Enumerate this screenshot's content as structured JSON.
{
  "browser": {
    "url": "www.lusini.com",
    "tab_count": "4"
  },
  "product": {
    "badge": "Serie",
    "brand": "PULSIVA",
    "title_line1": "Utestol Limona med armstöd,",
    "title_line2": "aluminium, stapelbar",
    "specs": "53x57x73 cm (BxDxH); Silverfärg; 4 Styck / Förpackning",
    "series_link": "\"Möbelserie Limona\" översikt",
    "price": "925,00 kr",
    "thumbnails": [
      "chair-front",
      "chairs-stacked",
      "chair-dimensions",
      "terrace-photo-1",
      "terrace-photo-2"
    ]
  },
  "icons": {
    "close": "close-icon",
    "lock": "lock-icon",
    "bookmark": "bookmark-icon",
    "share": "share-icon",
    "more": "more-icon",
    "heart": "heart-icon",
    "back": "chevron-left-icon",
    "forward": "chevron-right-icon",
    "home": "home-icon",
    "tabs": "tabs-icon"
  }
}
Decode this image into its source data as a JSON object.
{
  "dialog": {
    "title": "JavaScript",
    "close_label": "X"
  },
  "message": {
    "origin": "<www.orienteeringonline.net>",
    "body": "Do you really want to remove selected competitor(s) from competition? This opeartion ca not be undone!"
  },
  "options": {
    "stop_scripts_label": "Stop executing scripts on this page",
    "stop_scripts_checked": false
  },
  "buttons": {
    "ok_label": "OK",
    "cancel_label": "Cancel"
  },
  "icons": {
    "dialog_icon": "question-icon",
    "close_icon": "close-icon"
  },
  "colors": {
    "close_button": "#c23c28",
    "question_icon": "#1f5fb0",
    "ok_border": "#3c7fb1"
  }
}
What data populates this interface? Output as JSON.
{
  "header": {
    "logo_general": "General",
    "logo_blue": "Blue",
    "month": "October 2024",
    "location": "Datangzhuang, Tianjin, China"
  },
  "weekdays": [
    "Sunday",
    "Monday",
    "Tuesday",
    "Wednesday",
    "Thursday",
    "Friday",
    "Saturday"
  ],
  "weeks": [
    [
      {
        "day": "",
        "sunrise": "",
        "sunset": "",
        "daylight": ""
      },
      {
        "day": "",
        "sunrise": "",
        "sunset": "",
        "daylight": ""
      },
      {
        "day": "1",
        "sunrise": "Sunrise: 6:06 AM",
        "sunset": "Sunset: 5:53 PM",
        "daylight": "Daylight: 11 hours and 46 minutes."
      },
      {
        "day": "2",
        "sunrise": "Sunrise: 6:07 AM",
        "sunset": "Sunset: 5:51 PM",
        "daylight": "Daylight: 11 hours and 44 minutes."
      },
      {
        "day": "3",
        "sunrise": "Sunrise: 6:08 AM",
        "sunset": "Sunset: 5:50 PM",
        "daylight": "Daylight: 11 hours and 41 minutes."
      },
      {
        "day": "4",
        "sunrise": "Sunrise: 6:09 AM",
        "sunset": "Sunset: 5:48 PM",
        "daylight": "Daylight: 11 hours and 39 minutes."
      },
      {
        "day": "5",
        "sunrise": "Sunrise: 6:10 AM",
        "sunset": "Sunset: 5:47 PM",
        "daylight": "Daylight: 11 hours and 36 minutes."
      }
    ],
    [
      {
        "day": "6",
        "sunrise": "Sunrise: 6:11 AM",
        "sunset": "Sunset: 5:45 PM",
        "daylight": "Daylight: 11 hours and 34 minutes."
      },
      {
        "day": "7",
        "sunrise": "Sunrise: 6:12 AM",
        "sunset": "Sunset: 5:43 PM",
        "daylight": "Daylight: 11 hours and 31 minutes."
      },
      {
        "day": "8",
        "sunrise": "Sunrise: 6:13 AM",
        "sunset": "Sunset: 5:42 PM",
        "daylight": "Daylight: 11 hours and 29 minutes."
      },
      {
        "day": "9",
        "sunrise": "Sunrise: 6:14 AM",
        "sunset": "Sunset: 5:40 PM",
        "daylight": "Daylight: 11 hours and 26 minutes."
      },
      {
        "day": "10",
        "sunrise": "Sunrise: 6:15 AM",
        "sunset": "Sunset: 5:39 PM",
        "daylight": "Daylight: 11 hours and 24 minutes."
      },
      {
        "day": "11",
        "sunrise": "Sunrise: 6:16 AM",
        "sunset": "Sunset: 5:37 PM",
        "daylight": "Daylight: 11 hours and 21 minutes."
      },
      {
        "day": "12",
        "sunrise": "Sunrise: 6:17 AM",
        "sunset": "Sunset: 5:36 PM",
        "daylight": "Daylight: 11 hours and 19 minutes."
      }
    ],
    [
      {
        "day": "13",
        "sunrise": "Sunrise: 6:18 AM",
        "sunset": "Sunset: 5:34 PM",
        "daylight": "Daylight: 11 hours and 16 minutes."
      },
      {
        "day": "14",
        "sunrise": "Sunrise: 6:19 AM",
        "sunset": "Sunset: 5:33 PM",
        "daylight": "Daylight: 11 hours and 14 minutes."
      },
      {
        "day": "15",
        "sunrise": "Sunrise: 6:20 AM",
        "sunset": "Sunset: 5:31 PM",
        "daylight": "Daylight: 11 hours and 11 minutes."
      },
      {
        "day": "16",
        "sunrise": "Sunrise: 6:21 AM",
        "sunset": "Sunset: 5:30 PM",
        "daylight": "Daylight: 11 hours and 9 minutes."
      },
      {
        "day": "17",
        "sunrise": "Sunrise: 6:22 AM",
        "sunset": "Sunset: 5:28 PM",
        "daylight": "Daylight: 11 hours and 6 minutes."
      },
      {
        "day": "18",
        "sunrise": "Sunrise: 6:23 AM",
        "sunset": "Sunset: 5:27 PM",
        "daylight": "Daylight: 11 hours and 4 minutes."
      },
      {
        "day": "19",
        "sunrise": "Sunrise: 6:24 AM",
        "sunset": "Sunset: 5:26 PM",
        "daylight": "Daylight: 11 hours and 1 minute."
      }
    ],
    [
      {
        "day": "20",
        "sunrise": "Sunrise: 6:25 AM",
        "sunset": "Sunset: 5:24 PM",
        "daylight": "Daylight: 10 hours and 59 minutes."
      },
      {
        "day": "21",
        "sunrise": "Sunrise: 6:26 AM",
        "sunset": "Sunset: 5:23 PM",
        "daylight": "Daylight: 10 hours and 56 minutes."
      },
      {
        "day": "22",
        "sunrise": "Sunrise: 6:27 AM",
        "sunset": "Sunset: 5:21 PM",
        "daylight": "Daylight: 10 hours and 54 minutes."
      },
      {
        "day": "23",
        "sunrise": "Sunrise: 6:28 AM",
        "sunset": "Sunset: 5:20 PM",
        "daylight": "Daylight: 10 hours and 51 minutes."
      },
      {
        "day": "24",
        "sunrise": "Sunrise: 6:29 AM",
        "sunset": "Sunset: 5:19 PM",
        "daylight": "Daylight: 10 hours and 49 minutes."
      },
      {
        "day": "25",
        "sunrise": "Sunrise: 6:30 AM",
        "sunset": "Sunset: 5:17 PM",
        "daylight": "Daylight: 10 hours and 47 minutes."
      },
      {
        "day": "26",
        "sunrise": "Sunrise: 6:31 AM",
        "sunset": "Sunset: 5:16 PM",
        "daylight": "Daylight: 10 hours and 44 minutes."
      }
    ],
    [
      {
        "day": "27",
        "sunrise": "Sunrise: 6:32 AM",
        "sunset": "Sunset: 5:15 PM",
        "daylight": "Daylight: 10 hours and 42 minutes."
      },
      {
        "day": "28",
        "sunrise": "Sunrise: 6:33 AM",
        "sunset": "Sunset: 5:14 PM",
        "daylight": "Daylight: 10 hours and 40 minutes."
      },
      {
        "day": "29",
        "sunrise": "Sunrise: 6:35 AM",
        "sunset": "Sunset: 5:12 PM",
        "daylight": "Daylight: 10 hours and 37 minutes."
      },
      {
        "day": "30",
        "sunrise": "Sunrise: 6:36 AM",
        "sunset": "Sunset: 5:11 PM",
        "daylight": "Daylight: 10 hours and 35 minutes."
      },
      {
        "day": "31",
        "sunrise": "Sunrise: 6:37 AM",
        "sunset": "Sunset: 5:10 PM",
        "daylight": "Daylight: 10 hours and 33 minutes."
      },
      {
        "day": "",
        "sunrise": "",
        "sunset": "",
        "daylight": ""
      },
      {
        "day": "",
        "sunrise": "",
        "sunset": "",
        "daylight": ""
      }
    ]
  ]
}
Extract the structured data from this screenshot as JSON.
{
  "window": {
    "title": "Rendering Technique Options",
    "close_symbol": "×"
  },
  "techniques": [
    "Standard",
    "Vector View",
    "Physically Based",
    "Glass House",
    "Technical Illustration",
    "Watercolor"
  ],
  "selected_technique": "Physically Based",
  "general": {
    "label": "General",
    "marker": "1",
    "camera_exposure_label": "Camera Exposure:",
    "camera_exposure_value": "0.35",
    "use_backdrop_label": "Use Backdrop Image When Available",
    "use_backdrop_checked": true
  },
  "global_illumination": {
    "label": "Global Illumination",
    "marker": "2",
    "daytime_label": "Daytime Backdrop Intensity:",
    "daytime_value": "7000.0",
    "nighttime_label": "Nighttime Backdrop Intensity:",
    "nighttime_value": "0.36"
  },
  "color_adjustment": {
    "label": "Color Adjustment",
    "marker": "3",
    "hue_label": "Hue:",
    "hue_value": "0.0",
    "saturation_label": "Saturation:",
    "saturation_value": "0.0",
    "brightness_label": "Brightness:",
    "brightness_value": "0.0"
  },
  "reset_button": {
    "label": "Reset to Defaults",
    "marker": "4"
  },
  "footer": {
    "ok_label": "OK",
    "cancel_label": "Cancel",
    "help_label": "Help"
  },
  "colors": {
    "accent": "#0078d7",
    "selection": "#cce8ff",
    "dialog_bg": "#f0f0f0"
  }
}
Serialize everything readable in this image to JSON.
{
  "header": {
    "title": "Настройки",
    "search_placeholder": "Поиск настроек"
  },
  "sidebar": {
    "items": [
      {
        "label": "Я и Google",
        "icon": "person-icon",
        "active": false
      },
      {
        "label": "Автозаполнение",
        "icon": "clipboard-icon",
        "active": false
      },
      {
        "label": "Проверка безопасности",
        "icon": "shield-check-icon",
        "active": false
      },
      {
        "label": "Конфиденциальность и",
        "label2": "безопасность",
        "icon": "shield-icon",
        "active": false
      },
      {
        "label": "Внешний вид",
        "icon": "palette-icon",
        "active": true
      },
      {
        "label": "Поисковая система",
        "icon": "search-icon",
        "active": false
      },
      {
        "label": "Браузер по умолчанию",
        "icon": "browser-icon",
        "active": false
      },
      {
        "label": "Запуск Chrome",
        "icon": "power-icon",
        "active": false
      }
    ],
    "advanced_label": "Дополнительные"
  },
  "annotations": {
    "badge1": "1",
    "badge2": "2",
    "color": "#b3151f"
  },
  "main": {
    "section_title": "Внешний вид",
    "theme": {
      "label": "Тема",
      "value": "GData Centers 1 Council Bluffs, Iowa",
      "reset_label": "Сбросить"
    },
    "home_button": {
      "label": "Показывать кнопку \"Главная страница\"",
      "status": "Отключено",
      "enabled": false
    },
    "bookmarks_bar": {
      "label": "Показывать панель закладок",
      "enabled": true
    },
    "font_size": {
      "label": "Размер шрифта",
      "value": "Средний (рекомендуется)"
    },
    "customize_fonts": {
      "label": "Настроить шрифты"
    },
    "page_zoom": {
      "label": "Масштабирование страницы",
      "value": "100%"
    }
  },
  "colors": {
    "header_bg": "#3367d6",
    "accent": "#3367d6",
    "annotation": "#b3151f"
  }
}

──────────

> [STATED PROBLEM]: Find all lines with "Показывать" in them and copy each one.

> [OUTPUT BELOW]:
      "label": "Показывать кнопку \"Главная страница\"",
      "label": "Показывать панель закладок",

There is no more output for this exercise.